● Do this: Take all the material and copy it exactly.

● Data to process:

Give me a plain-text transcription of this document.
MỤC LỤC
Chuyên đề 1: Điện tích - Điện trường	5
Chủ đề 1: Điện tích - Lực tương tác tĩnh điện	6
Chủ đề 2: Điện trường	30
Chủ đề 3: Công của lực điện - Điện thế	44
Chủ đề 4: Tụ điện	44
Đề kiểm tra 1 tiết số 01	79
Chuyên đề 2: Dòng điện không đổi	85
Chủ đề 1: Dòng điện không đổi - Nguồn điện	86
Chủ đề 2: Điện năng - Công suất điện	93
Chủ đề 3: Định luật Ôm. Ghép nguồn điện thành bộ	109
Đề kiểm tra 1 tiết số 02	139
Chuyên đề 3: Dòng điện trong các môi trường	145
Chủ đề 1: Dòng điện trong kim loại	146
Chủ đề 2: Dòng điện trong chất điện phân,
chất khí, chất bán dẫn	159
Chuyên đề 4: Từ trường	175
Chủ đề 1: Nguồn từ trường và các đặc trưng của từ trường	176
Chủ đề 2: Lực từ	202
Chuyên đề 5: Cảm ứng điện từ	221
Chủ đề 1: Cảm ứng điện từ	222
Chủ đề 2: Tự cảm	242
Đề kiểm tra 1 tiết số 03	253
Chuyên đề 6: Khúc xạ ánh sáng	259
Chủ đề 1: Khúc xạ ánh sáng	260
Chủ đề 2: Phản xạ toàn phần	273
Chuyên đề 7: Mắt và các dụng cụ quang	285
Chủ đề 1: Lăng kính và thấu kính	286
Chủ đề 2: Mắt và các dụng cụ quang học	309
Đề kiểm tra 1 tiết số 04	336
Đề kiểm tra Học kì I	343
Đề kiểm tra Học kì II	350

● Answer to this exercise:
Give me a plain-text transcription of this document.
MỤC LỤC
Chuyên đề 1: Điện tích - Điện trường	5
Chủ đề 1: Điện tích - Lực tương tác tĩnh điện	6
Chủ đề 2: Điện trường	30
Chủ đề 3: Công của lực điện - Điện thế	44
Chủ đề 4: Tụ điện	44
Đề kiểm tra 1 tiết số 01	79
Chuyên đề 2: Dòng điện không đổi	85
Chủ đề 1: Dòng điện không đổi - Nguồn điện	86
Chủ đề 2: Điện năng - Công suất điện	93
Chủ đề 3: Định luật Ôm. Ghép nguồn điện thành bộ	109
Đề kiểm tra 1 tiết số 02	139
Chuyên đề 3: Dòng điện trong các môi trường	145
Chủ đề 1: Dòng điện trong kim loại	146
Chủ đề 2: Dòng điện trong chất điện phân,
chất khí, chất bán dẫn	159
Chuyên đề 4: Từ trường	175
Chủ đề 1: Nguồn từ trường và các đặc trưng của từ trường	176
Chủ đề 2: Lực từ	202
Chuyên đề 5: Cảm ứng điện từ	221
Chủ đề 1: Cảm ứng điện từ	222
Chủ đề 2: Tự cảm	242
Đề kiểm tra 1 tiết số 03	253
Chuyên đề 6: Khúc xạ ánh sáng	259
Chủ đề 1: Khúc xạ ánh sáng	260
Chủ đề 2: Phản xạ toàn phần	273
Chuyên đề 7: Mắt và các dụng cụ quang	285
Chủ đề 1: Lăng kính và thấu kính	286
Chủ đề 2: Mắt và các dụng cụ quang học	309
Đề kiểm tra 1 tiết số 04	336
Đề kiểm tra Học kì I	343
Đề kiểm tra Học kì II	350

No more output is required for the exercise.